- [AIM OF THE EXERCISE]: Extract all records. Keep each one exact.

(Figure record listings)
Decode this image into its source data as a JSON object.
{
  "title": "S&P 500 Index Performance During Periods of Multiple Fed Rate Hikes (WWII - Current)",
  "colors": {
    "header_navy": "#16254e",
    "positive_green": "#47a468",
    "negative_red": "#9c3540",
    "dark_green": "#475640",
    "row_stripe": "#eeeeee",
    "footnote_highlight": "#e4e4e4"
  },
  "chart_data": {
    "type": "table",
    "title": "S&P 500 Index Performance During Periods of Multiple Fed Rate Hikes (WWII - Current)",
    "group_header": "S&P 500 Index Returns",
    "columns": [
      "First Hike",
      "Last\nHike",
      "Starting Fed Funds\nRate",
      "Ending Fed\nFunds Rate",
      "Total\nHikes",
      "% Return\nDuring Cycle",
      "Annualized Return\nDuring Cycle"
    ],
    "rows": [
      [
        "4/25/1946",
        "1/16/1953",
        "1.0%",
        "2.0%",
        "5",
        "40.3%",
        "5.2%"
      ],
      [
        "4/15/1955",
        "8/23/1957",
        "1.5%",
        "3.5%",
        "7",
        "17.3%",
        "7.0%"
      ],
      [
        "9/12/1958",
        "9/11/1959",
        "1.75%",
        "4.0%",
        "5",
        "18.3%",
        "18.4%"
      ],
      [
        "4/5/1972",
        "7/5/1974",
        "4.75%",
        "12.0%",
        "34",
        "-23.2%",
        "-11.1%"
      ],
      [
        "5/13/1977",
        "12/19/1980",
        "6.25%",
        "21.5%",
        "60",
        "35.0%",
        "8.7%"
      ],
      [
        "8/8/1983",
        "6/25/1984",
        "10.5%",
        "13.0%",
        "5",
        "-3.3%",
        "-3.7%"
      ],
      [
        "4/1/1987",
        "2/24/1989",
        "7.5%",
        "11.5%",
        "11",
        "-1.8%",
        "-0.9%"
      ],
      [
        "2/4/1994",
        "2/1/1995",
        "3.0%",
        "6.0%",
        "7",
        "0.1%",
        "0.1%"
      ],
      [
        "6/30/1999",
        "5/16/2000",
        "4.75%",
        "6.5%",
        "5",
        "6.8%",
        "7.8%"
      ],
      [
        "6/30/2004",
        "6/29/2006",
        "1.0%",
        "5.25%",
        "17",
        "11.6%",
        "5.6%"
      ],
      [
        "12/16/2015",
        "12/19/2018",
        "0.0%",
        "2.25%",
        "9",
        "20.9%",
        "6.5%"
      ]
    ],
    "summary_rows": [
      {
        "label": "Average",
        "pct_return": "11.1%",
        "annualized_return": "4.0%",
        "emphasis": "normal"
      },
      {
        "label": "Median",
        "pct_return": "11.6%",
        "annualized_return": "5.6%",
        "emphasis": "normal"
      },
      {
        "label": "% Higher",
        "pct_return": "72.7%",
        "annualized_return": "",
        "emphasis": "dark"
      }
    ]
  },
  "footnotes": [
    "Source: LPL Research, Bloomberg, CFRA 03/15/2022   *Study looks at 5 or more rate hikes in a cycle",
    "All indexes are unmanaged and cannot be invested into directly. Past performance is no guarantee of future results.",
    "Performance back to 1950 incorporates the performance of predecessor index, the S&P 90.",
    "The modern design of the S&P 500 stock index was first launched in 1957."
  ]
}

- [RESULT OF THE EXERCISE]:
Decode this image into its source data as a JSON object.
{
  "title": "S&P 500 Index Performance During Periods of Multiple Fed Rate Hikes (WWII - Current)",
  "colors": {
    "header_navy": "#16254e",
    "positive_green": "#47a468",
    "negative_red": "#9c3540",
    "dark_green": "#475640",
    "row_stripe": "#eeeeee",
    "footnote_highlight": "#e4e4e4"
  },
  "chart_data": {
    "type": "table",
    "title": "S&P 500 Index Performance During Periods of Multiple Fed Rate Hikes (WWII - Current)",
    "group_header": "S&P 500 Index Returns",
    "columns": [
      "First Hike",
      "Last\nHike",
      "Starting Fed Funds\nRate",
      "Ending Fed\nFunds Rate",
      "Total\nHikes",
      "% Return\nDuring Cycle",
      "Annualized Return\nDuring Cycle"
    ],
    "rows": [
      [
        "4/25/1946",
        "1/16/1953",
        "1.0%",
        "2.0%",
        "5",
        "40.3%",
        "5.2%"
      ],
      [
        "4/15/1955",
        "8/23/1957",
        "1.5%",
        "3.5%",
        "7",
        "17.3%",
        "7.0%"
      ],
      [
        "9/12/1958",
        "9/11/1959",
        "1.75%",
        "4.0%",
        "5",
        "18.3%",
        "18.4%"
      ],
      [
        "4/5/1972",
        "7/5/1974",
        "4.75%",
        "12.0%",
        "34",
        "-23.2%",
        "-11.1%"
      ],
      [
        "5/13/1977",
        "12/19/1980",
        "6.25%",
        "21.5%",
        "60",
        "35.0%",
        "8.7%"
      ],
      [
        "8/8/1983",
        "6/25/1984",
        "10.5%",
        "13.0%",
        "5",
        "-3.3%",
        "-3.7%"
      ],
      [
        "4/1/1987",
        "2/24/1989",
        "7.5%",
        "11.5%",
        "11",
        "-1.8%",
        "-0.9%"
      ],
      [
        "2/4/1994",
        "2/1/1995",
        "3.0%",
        "6.0%",
        "7",
        "0.1%",
        "0.1%"
      ],
      [
        "6/30/1999",
        "5/16/2000",
        "4.75%",
        "6.5%",
        "5",
        "6.8%",
        "7.8%"
      ],
      [
        "6/30/2004",
        "6/29/2006",
        "1.0%",
        "5.25%",
        "17",
        "11.6%",
        "5.6%"
      ],
      [
        "12/16/2015",
        "12/19/2018",
        "0.0%",
        "2.25%",
        "9",
        "20.9%",
        "6.5%"
      ]
    ],
    "summary_rows": [
      {
        "label": "Average",
        "pct_return": "11.1%",
        "annualized_return": "4.0%",
        "emphasis": "normal"
      },
      {
        "label": "Median",
        "pct_return": "11.6%",
        "annualized_return": "5.6%",
        "emphasis": "normal"
      },
      {
        "label": "% Higher",
        "pct_return": "72.7%",
        "annualized_return": "",
        "emphasis": "dark"
      }
    ]
  },
  "footnotes": [
    "Source: LPL Research, Bloomberg, CFRA 03/15/2022   *Study looks at 5 or more rate hikes in a cycle",
    "All indexes are unmanaged and cannot be invested into directly. Past performance is no guarantee of future results.",
    "Performance back to 1950 incorporates the performance of predecessor index, the S&P 90.",
    "The modern design of the S&P 500 stock index was first launched in 1957."
  ]
}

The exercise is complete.